>> BEGIN Material to process
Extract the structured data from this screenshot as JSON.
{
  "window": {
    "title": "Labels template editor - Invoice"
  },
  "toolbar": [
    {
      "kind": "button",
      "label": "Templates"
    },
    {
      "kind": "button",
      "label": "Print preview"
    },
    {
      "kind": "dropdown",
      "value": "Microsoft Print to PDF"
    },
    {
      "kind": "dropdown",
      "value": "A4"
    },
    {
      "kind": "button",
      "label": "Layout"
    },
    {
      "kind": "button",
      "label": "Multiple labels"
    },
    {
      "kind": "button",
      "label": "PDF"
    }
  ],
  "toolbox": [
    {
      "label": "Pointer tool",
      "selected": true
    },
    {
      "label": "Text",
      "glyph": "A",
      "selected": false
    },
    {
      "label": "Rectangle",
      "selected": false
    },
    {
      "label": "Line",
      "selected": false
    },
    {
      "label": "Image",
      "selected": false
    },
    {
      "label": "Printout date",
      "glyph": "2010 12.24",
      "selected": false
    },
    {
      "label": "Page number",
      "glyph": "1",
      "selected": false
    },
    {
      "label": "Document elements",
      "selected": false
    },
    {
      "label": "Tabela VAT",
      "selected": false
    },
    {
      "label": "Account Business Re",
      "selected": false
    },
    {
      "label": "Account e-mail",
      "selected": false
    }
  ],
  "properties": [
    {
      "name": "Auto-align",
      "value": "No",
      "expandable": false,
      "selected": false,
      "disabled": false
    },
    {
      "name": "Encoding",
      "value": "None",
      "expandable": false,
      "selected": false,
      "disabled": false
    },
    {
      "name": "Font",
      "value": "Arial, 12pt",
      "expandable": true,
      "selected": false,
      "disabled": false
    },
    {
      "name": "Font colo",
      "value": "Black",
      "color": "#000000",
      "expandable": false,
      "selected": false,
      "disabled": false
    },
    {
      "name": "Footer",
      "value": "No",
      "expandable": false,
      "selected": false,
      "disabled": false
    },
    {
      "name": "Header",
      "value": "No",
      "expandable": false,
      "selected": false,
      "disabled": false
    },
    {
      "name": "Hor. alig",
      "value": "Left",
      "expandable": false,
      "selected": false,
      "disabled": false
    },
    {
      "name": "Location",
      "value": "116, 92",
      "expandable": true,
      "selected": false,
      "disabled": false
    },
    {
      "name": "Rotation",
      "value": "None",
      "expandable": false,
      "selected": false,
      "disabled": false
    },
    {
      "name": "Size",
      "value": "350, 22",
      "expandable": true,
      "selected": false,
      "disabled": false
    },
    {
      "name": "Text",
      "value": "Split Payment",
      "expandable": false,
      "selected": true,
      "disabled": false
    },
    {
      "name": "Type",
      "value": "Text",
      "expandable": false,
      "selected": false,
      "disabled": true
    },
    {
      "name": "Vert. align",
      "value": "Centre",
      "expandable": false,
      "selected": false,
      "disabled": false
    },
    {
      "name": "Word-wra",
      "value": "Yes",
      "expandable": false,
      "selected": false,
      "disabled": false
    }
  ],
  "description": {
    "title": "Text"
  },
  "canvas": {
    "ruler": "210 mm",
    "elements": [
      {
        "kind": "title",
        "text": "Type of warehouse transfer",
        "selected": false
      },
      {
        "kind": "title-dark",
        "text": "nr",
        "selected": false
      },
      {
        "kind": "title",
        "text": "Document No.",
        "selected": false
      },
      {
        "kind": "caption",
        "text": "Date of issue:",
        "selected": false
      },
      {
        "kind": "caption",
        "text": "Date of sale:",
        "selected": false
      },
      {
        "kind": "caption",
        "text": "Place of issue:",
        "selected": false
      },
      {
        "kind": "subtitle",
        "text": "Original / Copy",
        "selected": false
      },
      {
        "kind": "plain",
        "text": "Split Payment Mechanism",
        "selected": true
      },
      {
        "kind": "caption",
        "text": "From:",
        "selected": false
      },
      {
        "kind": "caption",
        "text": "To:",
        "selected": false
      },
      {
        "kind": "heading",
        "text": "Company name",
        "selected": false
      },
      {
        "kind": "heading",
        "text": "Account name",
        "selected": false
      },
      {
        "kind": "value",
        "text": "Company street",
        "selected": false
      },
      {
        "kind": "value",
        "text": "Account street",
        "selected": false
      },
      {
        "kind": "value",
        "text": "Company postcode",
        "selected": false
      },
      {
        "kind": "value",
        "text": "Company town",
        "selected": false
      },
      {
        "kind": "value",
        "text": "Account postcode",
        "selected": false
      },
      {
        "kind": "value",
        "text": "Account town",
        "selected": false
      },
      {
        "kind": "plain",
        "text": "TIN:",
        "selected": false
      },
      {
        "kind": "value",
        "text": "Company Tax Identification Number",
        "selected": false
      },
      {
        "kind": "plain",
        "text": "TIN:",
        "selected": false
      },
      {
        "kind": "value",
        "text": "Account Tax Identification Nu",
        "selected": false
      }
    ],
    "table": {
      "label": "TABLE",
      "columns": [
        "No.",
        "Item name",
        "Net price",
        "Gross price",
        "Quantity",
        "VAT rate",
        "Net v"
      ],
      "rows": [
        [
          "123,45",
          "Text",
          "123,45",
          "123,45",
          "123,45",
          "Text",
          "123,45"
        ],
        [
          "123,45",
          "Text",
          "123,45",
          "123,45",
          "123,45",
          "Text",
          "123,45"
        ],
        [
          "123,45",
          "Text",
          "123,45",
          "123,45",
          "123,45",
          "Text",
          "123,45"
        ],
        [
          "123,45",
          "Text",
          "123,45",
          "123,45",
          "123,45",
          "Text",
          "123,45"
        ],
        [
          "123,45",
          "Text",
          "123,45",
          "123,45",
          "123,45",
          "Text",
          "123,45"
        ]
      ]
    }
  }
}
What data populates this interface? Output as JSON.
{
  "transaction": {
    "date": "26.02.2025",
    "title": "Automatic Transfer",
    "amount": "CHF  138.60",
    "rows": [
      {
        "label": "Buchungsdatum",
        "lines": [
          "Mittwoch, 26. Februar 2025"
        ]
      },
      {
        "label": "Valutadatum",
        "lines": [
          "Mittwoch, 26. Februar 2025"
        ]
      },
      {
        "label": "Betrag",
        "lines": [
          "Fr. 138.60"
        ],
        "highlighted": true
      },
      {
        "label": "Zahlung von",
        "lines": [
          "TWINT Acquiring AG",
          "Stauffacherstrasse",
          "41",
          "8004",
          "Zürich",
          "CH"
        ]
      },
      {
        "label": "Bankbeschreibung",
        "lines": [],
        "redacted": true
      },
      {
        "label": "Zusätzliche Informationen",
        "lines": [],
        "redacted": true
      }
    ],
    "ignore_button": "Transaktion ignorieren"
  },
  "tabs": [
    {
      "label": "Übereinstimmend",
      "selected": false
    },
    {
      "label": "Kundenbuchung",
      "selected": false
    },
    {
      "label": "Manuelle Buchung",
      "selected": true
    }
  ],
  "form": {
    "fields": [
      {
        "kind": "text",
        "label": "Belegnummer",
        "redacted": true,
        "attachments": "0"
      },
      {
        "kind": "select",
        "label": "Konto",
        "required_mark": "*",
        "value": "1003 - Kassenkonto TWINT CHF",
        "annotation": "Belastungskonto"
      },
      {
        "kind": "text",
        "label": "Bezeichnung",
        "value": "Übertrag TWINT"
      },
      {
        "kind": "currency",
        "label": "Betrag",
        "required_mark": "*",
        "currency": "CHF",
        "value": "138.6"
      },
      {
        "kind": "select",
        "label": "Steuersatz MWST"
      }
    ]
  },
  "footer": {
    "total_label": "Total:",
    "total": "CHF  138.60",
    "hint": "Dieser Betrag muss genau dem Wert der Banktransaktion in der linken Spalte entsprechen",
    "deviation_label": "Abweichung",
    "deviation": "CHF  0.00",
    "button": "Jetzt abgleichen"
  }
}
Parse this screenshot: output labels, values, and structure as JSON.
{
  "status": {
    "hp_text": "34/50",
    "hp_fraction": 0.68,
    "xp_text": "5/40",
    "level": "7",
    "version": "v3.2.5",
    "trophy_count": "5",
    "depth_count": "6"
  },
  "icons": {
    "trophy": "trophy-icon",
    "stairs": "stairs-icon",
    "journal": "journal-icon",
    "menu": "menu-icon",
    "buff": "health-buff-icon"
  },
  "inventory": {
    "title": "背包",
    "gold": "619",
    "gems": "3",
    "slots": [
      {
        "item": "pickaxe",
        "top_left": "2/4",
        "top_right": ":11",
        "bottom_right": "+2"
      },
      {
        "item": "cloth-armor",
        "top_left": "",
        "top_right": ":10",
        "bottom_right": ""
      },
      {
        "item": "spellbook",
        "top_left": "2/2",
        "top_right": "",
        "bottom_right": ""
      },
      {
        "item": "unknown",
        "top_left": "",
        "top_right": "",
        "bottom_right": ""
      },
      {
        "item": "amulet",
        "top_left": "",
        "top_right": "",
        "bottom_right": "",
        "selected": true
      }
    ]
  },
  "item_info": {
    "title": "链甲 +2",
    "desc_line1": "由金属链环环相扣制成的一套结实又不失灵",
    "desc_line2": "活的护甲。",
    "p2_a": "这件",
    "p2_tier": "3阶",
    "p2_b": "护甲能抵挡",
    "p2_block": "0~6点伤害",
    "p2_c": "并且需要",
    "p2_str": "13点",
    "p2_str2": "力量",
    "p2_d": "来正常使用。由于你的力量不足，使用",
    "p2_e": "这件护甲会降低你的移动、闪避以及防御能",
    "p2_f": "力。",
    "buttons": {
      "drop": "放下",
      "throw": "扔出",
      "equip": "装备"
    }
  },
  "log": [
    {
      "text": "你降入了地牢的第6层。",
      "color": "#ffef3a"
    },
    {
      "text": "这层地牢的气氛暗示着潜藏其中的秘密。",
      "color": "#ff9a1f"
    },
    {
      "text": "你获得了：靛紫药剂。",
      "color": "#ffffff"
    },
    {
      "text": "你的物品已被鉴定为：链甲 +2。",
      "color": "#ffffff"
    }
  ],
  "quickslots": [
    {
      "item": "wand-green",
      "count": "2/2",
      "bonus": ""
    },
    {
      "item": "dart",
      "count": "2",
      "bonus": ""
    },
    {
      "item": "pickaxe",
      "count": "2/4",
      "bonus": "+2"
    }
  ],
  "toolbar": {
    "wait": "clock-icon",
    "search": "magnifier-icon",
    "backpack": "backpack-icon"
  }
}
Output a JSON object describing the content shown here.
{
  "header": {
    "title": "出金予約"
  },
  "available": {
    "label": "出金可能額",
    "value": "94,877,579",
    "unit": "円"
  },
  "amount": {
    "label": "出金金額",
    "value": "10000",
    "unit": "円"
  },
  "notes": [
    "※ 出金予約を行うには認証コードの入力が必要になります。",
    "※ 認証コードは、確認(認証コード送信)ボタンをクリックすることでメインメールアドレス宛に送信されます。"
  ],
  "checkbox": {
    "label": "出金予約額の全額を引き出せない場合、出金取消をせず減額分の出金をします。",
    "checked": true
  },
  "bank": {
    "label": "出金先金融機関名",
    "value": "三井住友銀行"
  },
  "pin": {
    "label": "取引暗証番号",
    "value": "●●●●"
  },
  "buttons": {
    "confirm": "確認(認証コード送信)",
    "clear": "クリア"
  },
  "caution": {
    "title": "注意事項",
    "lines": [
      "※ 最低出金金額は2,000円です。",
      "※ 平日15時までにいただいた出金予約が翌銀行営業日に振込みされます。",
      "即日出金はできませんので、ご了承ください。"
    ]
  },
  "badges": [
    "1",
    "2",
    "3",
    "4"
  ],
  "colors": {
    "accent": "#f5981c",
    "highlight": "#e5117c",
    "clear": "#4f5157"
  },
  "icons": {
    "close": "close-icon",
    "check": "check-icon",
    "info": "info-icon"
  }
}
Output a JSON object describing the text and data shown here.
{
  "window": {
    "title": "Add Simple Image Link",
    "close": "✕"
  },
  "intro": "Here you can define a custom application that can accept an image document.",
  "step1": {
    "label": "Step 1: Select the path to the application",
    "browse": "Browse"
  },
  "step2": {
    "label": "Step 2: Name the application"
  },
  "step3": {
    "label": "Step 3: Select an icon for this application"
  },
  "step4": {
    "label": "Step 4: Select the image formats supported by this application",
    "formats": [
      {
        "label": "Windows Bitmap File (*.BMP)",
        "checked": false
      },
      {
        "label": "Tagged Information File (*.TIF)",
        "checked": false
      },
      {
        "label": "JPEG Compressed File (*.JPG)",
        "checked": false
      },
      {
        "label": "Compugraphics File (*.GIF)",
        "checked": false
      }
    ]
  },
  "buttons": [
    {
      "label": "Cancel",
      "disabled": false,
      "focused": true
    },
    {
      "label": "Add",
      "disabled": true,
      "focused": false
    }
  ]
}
>> END Material to process
What you should do – Search the listing above for the string "town". Copy every line that contains it.

The response –
        "text": "Company town",
        "text": "Account town",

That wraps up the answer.